> PROBLEM REQUIREMENTS: Give only a count of the lines that include the string "values".

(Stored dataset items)
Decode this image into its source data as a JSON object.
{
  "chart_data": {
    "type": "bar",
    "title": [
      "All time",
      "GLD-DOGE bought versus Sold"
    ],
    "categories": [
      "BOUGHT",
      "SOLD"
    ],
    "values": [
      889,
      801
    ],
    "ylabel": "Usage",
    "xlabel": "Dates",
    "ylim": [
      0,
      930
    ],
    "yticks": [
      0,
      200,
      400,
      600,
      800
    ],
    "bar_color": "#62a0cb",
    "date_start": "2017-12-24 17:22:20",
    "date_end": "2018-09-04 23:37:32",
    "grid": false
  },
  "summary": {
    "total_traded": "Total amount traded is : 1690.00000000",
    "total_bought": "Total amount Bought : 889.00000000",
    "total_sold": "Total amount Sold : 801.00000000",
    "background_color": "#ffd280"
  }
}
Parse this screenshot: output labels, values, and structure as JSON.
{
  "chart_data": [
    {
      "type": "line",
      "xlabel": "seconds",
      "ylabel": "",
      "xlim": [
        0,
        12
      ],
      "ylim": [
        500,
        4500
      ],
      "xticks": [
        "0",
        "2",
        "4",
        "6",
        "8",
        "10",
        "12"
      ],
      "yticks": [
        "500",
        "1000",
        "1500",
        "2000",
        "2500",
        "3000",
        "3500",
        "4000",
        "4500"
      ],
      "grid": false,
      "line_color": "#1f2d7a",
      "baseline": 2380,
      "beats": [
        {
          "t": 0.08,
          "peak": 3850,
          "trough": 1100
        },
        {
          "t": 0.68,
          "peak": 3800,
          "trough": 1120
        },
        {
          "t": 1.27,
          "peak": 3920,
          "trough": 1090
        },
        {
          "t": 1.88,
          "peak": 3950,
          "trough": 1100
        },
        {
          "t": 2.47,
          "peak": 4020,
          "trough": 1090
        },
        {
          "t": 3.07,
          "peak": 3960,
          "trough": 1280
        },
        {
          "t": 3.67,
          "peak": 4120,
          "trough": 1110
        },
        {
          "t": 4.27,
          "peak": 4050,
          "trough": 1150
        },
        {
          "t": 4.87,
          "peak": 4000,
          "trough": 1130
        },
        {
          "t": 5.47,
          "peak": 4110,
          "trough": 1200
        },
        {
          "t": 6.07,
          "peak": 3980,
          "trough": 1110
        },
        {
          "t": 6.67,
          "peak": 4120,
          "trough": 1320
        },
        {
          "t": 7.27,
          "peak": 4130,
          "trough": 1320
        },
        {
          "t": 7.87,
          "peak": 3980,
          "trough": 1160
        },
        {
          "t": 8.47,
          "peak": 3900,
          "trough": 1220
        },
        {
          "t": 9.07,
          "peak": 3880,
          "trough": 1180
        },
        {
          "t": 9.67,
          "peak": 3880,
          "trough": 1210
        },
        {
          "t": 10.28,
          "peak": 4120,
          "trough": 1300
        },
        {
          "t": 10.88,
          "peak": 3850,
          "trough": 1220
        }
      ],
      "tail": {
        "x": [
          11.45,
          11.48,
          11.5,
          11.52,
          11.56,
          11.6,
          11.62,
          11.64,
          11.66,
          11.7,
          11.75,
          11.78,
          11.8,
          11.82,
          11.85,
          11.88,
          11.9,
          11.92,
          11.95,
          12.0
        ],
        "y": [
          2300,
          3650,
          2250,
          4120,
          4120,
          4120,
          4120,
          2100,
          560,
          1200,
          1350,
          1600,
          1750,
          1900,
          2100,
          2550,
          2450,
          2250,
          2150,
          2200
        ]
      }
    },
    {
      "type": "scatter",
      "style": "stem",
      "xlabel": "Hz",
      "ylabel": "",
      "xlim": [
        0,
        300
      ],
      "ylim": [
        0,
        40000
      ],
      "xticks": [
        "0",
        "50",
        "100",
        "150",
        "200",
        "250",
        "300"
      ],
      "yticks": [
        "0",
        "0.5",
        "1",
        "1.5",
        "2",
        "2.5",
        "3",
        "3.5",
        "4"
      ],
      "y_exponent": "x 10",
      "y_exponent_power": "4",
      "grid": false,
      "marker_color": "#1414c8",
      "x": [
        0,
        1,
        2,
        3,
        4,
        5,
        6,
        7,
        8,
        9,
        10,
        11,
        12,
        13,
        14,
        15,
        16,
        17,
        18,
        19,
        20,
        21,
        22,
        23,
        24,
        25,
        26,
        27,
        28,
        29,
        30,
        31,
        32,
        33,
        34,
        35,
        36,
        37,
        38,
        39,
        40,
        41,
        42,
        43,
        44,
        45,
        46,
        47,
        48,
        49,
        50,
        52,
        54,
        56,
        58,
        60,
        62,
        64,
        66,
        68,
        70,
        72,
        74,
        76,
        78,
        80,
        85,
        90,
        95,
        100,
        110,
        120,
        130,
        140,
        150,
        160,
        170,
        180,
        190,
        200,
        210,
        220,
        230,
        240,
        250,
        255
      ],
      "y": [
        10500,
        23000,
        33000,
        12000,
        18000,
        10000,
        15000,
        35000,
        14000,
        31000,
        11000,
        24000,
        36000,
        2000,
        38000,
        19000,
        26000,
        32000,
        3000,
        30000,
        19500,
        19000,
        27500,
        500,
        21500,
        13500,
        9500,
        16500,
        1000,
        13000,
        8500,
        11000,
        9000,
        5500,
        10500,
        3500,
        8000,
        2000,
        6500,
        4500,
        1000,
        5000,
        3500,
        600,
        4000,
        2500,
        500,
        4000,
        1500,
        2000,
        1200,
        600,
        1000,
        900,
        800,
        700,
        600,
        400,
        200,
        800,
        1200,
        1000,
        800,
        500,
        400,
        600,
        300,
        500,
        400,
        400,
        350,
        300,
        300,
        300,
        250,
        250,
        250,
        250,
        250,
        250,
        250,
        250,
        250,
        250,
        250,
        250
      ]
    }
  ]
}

> RIGHT ANSWER: 2